▶ **EXCERPTED DATA**:
---*---

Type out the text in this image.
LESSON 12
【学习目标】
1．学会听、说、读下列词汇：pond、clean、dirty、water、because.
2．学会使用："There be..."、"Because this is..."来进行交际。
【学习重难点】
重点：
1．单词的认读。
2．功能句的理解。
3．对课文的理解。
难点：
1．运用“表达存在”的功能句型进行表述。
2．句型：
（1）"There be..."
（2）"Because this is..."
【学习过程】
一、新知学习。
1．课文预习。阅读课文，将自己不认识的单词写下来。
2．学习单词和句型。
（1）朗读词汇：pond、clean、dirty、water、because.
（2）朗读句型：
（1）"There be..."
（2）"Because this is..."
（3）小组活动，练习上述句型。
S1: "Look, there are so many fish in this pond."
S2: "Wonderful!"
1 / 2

---*---

▶ **WHAT THE EXERCISE ASKS**:
Return the listing above word for word.

▶ **RESULT OF THIS EXERCISE**:
Type out the text in this image.
LESSON 12
【学习目标】
1．学会听、说、读下列词汇：pond、clean、dirty、water、because.
2．学会使用："There be..."、"Because this is..."来进行交际。
【学习重难点】
重点：
1．单词的认读。
2．功能句的理解。
3．对课文的理解。
难点：
1．运用“表达存在”的功能句型进行表述。
2．句型：
（1）"There be..."
（2）"Because this is..."
【学习过程】
一、新知学习。
1．课文预习。阅读课文，将自己不认识的单词写下来。
2．学习单词和句型。
（1）朗读词汇：pond、clean、dirty、water、because.
（2）朗读句型：
（1）"There be..."
（2）"Because this is..."
（3）小组活动，练习上述句型。
S1: "Look, there are so many fish in this pond."
S2: "Wonderful!"
1 / 2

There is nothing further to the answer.